Material for this task:
◆ ◆ ◆
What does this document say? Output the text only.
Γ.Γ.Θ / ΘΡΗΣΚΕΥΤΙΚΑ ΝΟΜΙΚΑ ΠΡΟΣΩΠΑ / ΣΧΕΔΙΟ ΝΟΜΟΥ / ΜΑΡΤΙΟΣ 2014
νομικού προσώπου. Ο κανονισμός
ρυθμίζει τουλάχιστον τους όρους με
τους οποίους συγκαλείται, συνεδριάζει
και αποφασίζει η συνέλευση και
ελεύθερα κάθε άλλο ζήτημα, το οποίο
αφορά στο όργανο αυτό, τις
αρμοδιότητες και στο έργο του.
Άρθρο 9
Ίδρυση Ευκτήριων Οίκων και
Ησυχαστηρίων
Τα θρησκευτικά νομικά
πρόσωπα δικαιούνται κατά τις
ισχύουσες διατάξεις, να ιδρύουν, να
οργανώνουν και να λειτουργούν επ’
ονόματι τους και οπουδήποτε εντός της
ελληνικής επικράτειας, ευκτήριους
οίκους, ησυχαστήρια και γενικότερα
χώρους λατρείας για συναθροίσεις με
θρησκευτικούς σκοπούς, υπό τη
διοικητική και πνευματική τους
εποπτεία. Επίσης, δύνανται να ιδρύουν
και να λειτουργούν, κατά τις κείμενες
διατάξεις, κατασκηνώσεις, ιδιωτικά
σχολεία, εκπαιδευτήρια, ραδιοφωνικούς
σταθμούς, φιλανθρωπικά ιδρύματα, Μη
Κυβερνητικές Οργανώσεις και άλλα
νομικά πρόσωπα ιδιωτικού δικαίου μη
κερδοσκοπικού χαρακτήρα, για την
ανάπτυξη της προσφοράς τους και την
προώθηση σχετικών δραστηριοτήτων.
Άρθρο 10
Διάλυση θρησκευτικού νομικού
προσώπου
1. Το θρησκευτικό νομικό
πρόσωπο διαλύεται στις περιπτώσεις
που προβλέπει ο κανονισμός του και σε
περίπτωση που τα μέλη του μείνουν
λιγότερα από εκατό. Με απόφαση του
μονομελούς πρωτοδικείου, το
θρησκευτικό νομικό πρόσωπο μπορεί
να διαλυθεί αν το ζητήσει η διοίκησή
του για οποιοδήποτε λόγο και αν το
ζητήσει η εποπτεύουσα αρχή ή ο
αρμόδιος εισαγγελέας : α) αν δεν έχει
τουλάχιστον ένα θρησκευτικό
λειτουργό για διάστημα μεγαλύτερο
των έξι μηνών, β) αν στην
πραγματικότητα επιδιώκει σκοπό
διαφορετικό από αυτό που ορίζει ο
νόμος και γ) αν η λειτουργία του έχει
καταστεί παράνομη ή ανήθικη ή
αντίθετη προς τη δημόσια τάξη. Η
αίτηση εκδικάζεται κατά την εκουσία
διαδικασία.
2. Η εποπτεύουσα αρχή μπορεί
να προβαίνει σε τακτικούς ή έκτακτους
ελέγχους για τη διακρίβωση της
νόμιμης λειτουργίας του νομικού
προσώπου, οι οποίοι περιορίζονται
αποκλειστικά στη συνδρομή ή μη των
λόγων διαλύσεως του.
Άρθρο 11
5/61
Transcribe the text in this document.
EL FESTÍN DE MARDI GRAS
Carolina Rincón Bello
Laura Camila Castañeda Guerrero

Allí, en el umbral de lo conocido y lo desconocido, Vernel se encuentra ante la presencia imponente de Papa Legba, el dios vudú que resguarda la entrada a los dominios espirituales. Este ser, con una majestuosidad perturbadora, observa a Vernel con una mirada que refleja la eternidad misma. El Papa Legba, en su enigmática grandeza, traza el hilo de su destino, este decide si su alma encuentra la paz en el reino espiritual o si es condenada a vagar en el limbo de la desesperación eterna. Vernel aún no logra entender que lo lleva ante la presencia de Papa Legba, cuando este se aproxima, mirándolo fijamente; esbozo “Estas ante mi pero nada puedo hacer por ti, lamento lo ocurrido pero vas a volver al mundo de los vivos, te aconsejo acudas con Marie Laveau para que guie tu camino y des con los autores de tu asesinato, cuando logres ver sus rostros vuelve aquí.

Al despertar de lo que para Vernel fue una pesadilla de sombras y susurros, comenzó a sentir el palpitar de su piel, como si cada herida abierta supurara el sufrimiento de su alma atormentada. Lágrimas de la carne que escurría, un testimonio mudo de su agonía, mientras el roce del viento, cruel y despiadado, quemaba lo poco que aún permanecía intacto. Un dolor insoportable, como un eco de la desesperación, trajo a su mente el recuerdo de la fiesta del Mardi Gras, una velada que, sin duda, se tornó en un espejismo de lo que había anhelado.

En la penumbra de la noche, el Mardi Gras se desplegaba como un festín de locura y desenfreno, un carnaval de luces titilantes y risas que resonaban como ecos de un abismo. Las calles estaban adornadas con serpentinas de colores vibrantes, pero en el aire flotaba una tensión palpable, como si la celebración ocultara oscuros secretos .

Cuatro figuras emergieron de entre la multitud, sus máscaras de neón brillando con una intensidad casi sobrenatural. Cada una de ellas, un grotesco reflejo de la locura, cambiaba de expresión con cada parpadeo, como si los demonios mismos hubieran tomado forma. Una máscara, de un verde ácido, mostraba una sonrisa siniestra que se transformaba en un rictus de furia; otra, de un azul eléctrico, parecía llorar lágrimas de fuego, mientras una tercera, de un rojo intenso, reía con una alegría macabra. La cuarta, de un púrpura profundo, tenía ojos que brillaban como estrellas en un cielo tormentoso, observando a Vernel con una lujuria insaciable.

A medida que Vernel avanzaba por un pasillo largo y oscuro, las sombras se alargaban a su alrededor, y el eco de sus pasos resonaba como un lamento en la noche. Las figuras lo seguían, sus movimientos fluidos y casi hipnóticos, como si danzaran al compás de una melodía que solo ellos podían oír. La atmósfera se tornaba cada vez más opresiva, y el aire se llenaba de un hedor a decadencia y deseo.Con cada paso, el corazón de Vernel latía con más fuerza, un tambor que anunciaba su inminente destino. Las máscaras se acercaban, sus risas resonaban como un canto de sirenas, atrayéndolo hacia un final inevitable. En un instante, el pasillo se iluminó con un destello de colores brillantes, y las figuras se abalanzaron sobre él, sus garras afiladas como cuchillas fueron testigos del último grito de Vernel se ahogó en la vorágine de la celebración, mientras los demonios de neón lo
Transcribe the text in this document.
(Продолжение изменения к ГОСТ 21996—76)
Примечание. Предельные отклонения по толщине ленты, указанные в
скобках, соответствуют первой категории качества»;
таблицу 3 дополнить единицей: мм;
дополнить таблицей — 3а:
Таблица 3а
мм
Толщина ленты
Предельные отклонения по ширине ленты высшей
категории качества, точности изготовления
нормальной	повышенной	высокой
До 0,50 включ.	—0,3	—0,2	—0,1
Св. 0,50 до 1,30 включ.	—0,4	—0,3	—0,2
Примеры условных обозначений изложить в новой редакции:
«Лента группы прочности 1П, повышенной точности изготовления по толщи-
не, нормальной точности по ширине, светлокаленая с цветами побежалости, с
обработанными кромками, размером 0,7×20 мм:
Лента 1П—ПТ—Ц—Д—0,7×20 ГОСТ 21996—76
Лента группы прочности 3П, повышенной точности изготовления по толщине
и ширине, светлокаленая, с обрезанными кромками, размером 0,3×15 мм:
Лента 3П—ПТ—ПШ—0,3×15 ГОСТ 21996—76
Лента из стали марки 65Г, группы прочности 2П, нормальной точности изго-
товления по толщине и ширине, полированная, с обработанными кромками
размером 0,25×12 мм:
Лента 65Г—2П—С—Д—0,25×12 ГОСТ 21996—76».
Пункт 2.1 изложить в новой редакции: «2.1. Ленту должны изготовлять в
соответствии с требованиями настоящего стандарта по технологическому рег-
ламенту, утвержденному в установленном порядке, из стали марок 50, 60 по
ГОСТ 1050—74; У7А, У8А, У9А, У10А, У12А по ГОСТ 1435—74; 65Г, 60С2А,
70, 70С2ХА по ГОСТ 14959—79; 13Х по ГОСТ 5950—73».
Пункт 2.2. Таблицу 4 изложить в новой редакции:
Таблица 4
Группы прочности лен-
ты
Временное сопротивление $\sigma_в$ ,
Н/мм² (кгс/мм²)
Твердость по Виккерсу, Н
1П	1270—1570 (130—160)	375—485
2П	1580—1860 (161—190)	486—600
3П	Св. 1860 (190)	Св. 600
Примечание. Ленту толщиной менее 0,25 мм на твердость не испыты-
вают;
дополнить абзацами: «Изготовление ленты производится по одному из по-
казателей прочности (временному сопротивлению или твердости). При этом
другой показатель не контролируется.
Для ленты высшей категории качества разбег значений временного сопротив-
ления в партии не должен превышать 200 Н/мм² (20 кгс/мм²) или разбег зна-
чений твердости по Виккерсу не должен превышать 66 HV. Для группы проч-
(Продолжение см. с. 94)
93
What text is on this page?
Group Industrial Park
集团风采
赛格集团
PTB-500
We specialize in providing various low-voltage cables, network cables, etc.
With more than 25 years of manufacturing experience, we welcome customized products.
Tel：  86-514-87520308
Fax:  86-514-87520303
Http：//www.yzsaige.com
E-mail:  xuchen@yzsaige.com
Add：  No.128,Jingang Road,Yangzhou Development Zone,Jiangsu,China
◆ ◆ ◆
Exercise:
From the line containing "What text is on this page?" down to the final line of the data, write out every line exactly; both the first and last of these belong in your answer, and nothing else does.

Result below:
What text is on this page?
Group Industrial Park
集团风采
赛格集团
PTB-500
We specialize in providing various low-voltage cables, network cables, etc.
With more than 25 years of manufacturing experience, we welcome customized products.
Tel：  86-514-87520308
Fax:  86-514-87520303
Http：//www.yzsaige.com
E-mail:  xuchen@yzsaige.com
Add：  No.128,Jingang Road,Yangzhou Development Zone,Jiangsu,China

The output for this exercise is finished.